Directions for this task: Repeat the entire listing exactly as written.

Data shown:
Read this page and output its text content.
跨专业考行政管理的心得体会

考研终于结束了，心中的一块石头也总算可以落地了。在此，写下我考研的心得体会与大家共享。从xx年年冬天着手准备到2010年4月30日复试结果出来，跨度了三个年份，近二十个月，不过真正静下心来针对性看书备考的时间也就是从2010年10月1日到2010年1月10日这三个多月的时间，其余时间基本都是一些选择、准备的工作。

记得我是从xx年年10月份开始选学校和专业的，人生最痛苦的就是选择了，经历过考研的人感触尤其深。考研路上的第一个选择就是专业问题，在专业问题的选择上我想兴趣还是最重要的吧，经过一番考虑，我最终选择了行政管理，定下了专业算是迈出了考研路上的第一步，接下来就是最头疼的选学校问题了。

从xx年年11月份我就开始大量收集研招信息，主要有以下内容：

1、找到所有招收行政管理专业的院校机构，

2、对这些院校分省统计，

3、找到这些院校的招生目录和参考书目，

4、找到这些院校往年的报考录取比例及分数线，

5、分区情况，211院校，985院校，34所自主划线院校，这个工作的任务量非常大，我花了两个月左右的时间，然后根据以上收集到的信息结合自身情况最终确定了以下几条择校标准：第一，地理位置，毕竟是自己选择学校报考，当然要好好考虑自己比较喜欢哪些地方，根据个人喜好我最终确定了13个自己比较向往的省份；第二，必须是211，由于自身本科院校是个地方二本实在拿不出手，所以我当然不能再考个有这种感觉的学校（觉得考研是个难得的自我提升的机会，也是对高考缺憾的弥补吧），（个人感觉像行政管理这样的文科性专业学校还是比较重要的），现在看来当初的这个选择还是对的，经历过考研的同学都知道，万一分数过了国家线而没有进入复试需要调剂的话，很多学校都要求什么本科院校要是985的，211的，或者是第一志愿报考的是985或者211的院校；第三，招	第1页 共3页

Task result:
Read this page and output its text content.
跨专业考行政管理的心得体会

考研终于结束了，心中的一块石头也总算可以落地了。在此，写下我考研的心得体会与大家共享。从xx年年冬天着手准备到2010年4月30日复试结果出来，跨度了三个年份，近二十个月，不过真正静下心来针对性看书备考的时间也就是从2010年10月1日到2010年1月10日这三个多月的时间，其余时间基本都是一些选择、准备的工作。

记得我是从xx年年10月份开始选学校和专业的，人生最痛苦的就是选择了，经历过考研的人感触尤其深。考研路上的第一个选择就是专业问题，在专业问题的选择上我想兴趣还是最重要的吧，经过一番考虑，我最终选择了行政管理，定下了专业算是迈出了考研路上的第一步，接下来就是最头疼的选学校问题了。

从xx年年11月份我就开始大量收集研招信息，主要有以下内容：

1、找到所有招收行政管理专业的院校机构，

2、对这些院校分省统计，

3、找到这些院校的招生目录和参考书目，

4、找到这些院校往年的报考录取比例及分数线，

5、分区情况，211院校，985院校，34所自主划线院校，这个工作的任务量非常大，我花了两个月左右的时间，然后根据以上收集到的信息结合自身情况最终确定了以下几条择校标准：第一，地理位置，毕竟是自己选择学校报考，当然要好好考虑自己比较喜欢哪些地方，根据个人喜好我最终确定了13个自己比较向往的省份；第二，必须是211，由于自身本科院校是个地方二本实在拿不出手，所以我当然不能再考个有这种感觉的学校（觉得考研是个难得的自我提升的机会，也是对高考缺憾的弥补吧），（个人感觉像行政管理这样的文科性专业学校还是比较重要的），现在看来当初的这个选择还是对的，经历过考研的同学都知道，万一分数过了国家线而没有进入复试需要调剂的话，很多学校都要求什么本科院校要是985的，211的，或者是第一志愿报考的是985或者211的院校；第三，招	第1页 共3页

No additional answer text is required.